--- YOUR OBJECTIVE ---
Quote all of the data that follows exactly as written, skipping the images.
--- START OF INFORMATION PROVIDED ---
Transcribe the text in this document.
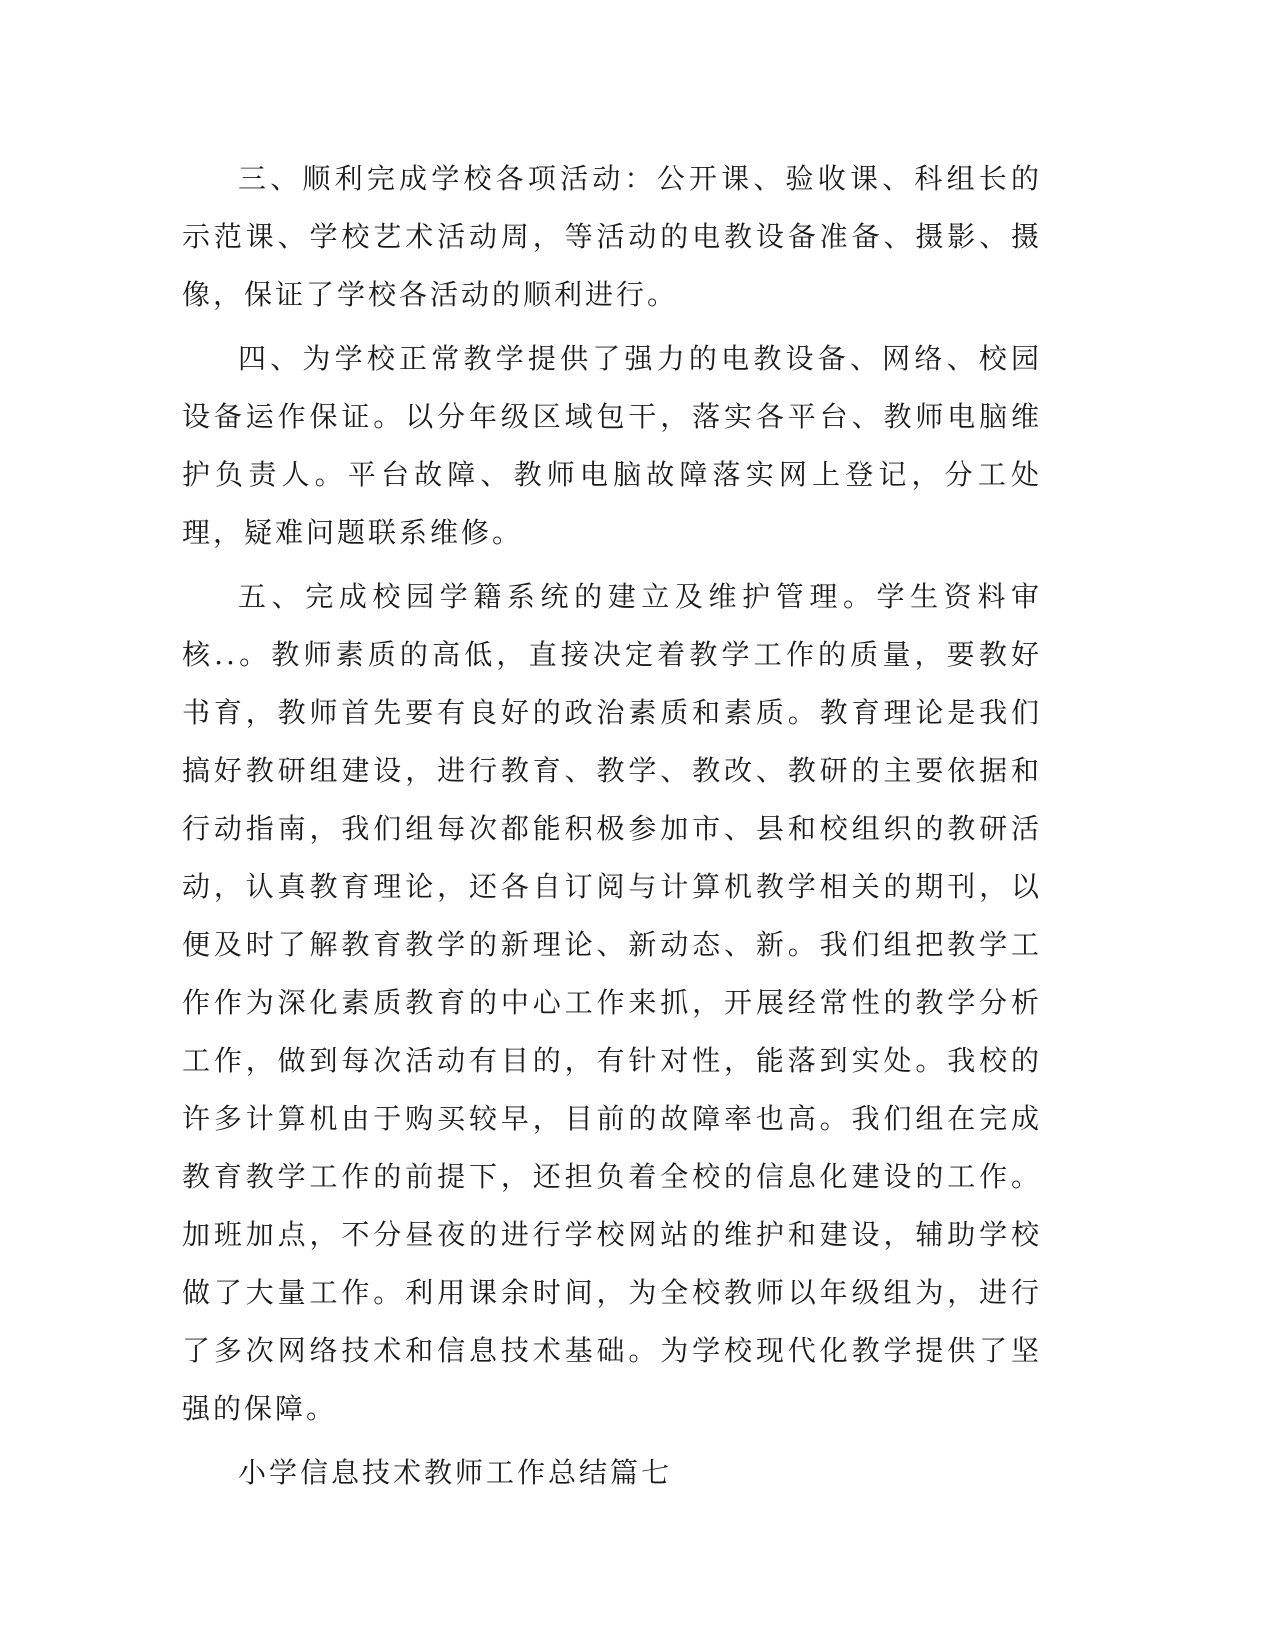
三、顺利完成学校各项活动：公开课、验收课、科组长的示范课、学校艺术活动周，等活动的电教设备准备、摄影、摄像，保证了学校各活动的顺利进行。

四、为学校正常教学提供了强力的电教设备、网络、校园设备运作保证。以分年级区域包干，落实各平台、教师电脑维护负责人。平台故障、教师电脑故障落实网上登记，分工处理，疑难问题联系维修。

五、完成校园学籍系统的建立及维护管理。学生资料审核..。教师素质的高低，直接决定着教学工作的质量，要教好书育，教师首先要有良好的政治素质和素质。教育理论是我们搞好教研组建设，进行教育、教学、教改、教研的主要依据和行动指南，我们组每次都能积极参加市、县和校组织的教研活动，认真教育理论，还各自订阅与计算机教学相关的期刊，以便及时了解教育教学的新理论、新动态、新。我们组把教学工作作为深化素质教育的中心工作来抓，开展经常性的教学分析工作，做到每次活动有目的，有针对性，能落到实处。我校的许多计算机由于购买较早，目前的故障率也高。我们组在完成教育教学工作的前提下，还担负着全校的信息化建设的工作。加班加点，不分昼夜的进行学校网站的维护和建设，辅助学校做了大量工作。利用课余时间，为全校教师以年级组为，进行了多次网络技术和信息技术基础。为学校现代化教学提供了坚强的保障。

小学信息技术教师工作总结篇七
--- END OF INFORMATION PROVIDED ---
--- THE OUTPUT ---
Transcribe the text in this document.
三、顺利完成学校各项活动：公开课、验收课、科组长的示范课、学校艺术活动周，等活动的电教设备准备、摄影、摄像，保证了学校各活动的顺利进行。

四、为学校正常教学提供了强力的电教设备、网络、校园设备运作保证。以分年级区域包干，落实各平台、教师电脑维护负责人。平台故障、教师电脑故障落实网上登记，分工处理，疑难问题联系维修。

五、完成校园学籍系统的建立及维护管理。学生资料审核..。教师素质的高低，直接决定着教学工作的质量，要教好书育，教师首先要有良好的政治素质和素质。教育理论是我们搞好教研组建设，进行教育、教学、教改、教研的主要依据和行动指南，我们组每次都能积极参加市、县和校组织的教研活动，认真教育理论，还各自订阅与计算机教学相关的期刊，以便及时了解教育教学的新理论、新动态、新。我们组把教学工作作为深化素质教育的中心工作来抓，开展经常性的教学分析工作，做到每次活动有目的，有针对性，能落到实处。我校的许多计算机由于购买较早，目前的故障率也高。我们组在完成教育教学工作的前提下，还担负着全校的信息化建设的工作。加班加点，不分昼夜的进行学校网站的维护和建设，辅助学校做了大量工作。利用课余时间，为全校教师以年级组为，进行了多次网络技术和信息技术基础。为学校现代化教学提供了坚强的保障。

小学信息技术教师工作总结篇七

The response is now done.